**WORK INSTRUCTIONS:**
Write out the records below once more, exactly as they stand.

# start of GIVEN RECORDS

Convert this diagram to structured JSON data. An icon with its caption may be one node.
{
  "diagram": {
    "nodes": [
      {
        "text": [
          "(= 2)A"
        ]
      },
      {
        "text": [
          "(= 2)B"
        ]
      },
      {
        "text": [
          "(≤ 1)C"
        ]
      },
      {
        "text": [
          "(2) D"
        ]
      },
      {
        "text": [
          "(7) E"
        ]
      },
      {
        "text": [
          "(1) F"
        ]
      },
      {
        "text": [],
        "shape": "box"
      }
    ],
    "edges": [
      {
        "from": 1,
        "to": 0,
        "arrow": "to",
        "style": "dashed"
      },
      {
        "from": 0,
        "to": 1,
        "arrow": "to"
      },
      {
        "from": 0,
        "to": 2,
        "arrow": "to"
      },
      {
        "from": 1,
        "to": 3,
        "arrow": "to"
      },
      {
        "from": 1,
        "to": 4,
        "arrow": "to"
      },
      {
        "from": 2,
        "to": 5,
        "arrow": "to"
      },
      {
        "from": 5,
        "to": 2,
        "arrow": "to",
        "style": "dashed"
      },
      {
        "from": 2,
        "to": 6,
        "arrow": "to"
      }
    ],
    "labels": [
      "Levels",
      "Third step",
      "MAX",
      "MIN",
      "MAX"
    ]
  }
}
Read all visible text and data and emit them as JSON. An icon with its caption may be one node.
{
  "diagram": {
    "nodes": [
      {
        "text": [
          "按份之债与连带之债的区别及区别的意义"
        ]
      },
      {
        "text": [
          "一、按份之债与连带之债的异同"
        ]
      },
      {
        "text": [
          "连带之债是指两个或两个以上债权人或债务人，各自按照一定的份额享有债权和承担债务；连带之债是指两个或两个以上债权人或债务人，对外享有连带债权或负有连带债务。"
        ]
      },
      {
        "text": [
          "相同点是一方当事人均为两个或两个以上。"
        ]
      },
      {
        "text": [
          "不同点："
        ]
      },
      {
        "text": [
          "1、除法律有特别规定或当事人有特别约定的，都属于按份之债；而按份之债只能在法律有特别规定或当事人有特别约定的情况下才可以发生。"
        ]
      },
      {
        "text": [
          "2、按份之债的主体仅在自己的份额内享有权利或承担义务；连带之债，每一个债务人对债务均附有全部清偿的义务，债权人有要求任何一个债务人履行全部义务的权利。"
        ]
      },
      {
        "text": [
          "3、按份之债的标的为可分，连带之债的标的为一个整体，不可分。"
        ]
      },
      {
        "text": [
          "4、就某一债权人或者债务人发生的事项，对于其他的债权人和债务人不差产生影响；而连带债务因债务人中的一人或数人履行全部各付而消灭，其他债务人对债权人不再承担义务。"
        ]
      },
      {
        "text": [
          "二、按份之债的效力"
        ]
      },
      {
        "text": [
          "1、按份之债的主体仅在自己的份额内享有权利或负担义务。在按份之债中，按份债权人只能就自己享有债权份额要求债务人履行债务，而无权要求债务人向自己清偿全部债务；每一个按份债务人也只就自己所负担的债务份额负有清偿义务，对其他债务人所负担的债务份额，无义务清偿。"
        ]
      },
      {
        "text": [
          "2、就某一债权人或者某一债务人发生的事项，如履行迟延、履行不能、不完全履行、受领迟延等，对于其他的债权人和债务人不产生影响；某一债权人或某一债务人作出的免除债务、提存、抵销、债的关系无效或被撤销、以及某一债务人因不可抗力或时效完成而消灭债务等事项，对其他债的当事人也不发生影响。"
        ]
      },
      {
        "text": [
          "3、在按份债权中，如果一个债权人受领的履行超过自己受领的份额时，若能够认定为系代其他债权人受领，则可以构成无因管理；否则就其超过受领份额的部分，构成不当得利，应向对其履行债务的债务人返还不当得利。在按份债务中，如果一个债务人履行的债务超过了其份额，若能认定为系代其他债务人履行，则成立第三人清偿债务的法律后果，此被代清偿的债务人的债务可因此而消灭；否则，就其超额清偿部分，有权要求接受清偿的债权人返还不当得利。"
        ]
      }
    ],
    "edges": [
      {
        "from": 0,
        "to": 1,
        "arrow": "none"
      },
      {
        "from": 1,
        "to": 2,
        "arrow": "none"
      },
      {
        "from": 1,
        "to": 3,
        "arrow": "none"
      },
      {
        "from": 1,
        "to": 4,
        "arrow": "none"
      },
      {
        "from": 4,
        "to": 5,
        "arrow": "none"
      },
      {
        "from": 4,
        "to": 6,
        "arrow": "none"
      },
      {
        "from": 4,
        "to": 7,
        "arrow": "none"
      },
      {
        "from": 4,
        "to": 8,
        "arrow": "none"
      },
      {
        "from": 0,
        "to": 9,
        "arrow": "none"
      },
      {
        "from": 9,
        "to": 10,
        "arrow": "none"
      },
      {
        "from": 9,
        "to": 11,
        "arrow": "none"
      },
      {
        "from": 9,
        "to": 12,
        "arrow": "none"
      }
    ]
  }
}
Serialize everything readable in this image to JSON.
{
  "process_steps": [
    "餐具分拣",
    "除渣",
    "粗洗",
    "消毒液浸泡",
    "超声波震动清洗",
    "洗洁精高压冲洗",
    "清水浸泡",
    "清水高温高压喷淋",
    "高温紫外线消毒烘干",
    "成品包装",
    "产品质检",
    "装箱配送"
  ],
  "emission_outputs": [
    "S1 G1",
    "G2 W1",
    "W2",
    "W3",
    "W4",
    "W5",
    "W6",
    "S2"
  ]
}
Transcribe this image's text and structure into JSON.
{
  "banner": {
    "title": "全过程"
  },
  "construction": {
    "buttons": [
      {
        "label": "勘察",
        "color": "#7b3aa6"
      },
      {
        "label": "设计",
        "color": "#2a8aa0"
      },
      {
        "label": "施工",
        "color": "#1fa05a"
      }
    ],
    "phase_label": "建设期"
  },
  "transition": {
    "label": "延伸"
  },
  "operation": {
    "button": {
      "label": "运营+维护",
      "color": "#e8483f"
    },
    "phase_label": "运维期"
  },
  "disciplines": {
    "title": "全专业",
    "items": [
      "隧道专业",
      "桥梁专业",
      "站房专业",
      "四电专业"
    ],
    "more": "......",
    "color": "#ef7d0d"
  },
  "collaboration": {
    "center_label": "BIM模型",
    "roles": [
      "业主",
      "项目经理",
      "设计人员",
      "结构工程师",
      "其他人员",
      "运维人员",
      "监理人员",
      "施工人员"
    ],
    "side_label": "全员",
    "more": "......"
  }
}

# end of GIVEN RECORDS

**FULL SOLUTION:**
Convert this diagram to structured JSON data. An icon with its caption may be one node.
{
  "diagram": {
    "nodes": [
      {
        "text": [
          "(= 2)A"
        ]
      },
      {
        "text": [
          "(= 2)B"
        ]
      },
      {
        "text": [
          "(≤ 1)C"
        ]
      },
      {
        "text": [
          "(2) D"
        ]
      },
      {
        "text": [
          "(7) E"
        ]
      },
      {
        "text": [
          "(1) F"
        ]
      },
      {
        "text": [],
        "shape": "box"
      }
    ],
    "edges": [
      {
        "from": 1,
        "to": 0,
        "arrow": "to",
        "style": "dashed"
      },
      {
        "from": 0,
        "to": 1,
        "arrow": "to"
      },
      {
        "from": 0,
        "to": 2,
        "arrow": "to"
      },
      {
        "from": 1,
        "to": 3,
        "arrow": "to"
      },
      {
        "from": 1,
        "to": 4,
        "arrow": "to"
      },
      {
        "from": 2,
        "to": 5,
        "arrow": "to"
      },
      {
        "from": 5,
        "to": 2,
        "arrow": "to",
        "style": "dashed"
      },
      {
        "from": 2,
        "to": 6,
        "arrow": "to"
      }
    ],
    "labels": [
      "Levels",
      "Third step",
      "MAX",
      "MIN",
      "MAX"
    ]
  }
}
Read all visible text and data and emit them as JSON. An icon with its caption may be one node.
{
  "diagram": {
    "nodes": [
      {
        "text": [
          "按份之债与连带之债的区别及区别的意义"
        ]
      },
      {
        "text": [
          "一、按份之债与连带之债的异同"
        ]
      },
      {
        "text": [
          "连带之债是指两个或两个以上债权人或债务人，各自按照一定的份额享有债权和承担债务；连带之债是指两个或两个以上债权人或债务人，对外享有连带债权或负有连带债务。"
        ]
      },
      {
        "text": [
          "相同点是一方当事人均为两个或两个以上。"
        ]
      },
      {
        "text": [
          "不同点："
        ]
      },
      {
        "text": [
          "1、除法律有特别规定或当事人有特别约定的，都属于按份之债；而按份之债只能在法律有特别规定或当事人有特别约定的情况下才可以发生。"
        ]
      },
      {
        "text": [
          "2、按份之债的主体仅在自己的份额内享有权利或承担义务；连带之债，每一个债务人对债务均附有全部清偿的义务，债权人有要求任何一个债务人履行全部义务的权利。"
        ]
      },
      {
        "text": [
          "3、按份之债的标的为可分，连带之债的标的为一个整体，不可分。"
        ]
      },
      {
        "text": [
          "4、就某一债权人或者债务人发生的事项，对于其他的债权人和债务人不差产生影响；而连带债务因债务人中的一人或数人履行全部各付而消灭，其他债务人对债权人不再承担义务。"
        ]
      },
      {
        "text": [
          "二、按份之债的效力"
        ]
      },
      {
        "text": [
          "1、按份之债的主体仅在自己的份额内享有权利或负担义务。在按份之债中，按份债权人只能就自己享有债权份额要求债务人履行债务，而无权要求债务人向自己清偿全部债务；每一个按份债务人也只就自己所负担的债务份额负有清偿义务，对其他债务人所负担的债务份额，无义务清偿。"
        ]
      },
      {
        "text": [
          "2、就某一债权人或者某一债务人发生的事项，如履行迟延、履行不能、不完全履行、受领迟延等，对于其他的债权人和债务人不产生影响；某一债权人或某一债务人作出的免除债务、提存、抵销、债的关系无效或被撤销、以及某一债务人因不可抗力或时效完成而消灭债务等事项，对其他债的当事人也不发生影响。"
        ]
      },
      {
        "text": [
          "3、在按份债权中，如果一个债权人受领的履行超过自己受领的份额时，若能够认定为系代其他债权人受领，则可以构成无因管理；否则就其超过受领份额的部分，构成不当得利，应向对其履行债务的债务人返还不当得利。在按份债务中，如果一个债务人履行的债务超过了其份额，若能认定为系代其他债务人履行，则成立第三人清偿债务的法律后果，此被代清偿的债务人的债务可因此而消灭；否则，就其超额清偿部分，有权要求接受清偿的债权人返还不当得利。"
        ]
      }
    ],
    "edges": [
      {
        "from": 0,
        "to": 1,
        "arrow": "none"
      },
      {
        "from": 1,
        "to": 2,
        "arrow": "none"
      },
      {
        "from": 1,
        "to": 3,
        "arrow": "none"
      },
      {
        "from": 1,
        "to": 4,
        "arrow": "none"
      },
      {
        "from": 4,
        "to": 5,
        "arrow": "none"
      },
      {
        "from": 4,
        "to": 6,
        "arrow": "none"
      },
      {
        "from": 4,
        "to": 7,
        "arrow": "none"
      },
      {
        "from": 4,
        "to": 8,
        "arrow": "none"
      },
      {
        "from": 0,
        "to": 9,
        "arrow": "none"
      },
      {
        "from": 9,
        "to": 10,
        "arrow": "none"
      },
      {
        "from": 9,
        "to": 11,
        "arrow": "none"
      },
      {
        "from": 9,
        "to": 12,
        "arrow": "none"
      }
    ]
  }
}
Serialize everything readable in this image to JSON.
{
  "process_steps": [
    "餐具分拣",
    "除渣",
    "粗洗",
    "消毒液浸泡",
    "超声波震动清洗",
    "洗洁精高压冲洗",
    "清水浸泡",
    "清水高温高压喷淋",
    "高温紫外线消毒烘干",
    "成品包装",
    "产品质检",
    "装箱配送"
  ],
  "emission_outputs": [
    "S1 G1",
    "G2 W1",
    "W2",
    "W3",
    "W4",
    "W5",
    "W6",
    "S2"
  ]
}
Transcribe this image's text and structure into JSON.
{
  "banner": {
    "title": "全过程"
  },
  "construction": {
    "buttons": [
      {
        "label": "勘察",
        "color": "#7b3aa6"
      },
      {
        "label": "设计",
        "color": "#2a8aa0"
      },
      {
        "label": "施工",
        "color": "#1fa05a"
      }
    ],
    "phase_label": "建设期"
  },
  "transition": {
    "label": "延伸"
  },
  "operation": {
    "button": {
      "label": "运营+维护",
      "color": "#e8483f"
    },
    "phase_label": "运维期"
  },
  "disciplines": {
    "title": "全专业",
    "items": [
      "隧道专业",
      "桥梁专业",
      "站房专业",
      "四电专业"
    ],
    "more": "......",
    "color": "#ef7d0d"
  },
  "collaboration": {
    "center_label": "BIM模型",
    "roles": [
      "业主",
      "项目经理",
      "设计人员",
      "结构工程师",
      "其他人员",
      "运维人员",
      "监理人员",
      "施工人员"
    ],
    "side_label": "全员",
    "more": "......"
  }
}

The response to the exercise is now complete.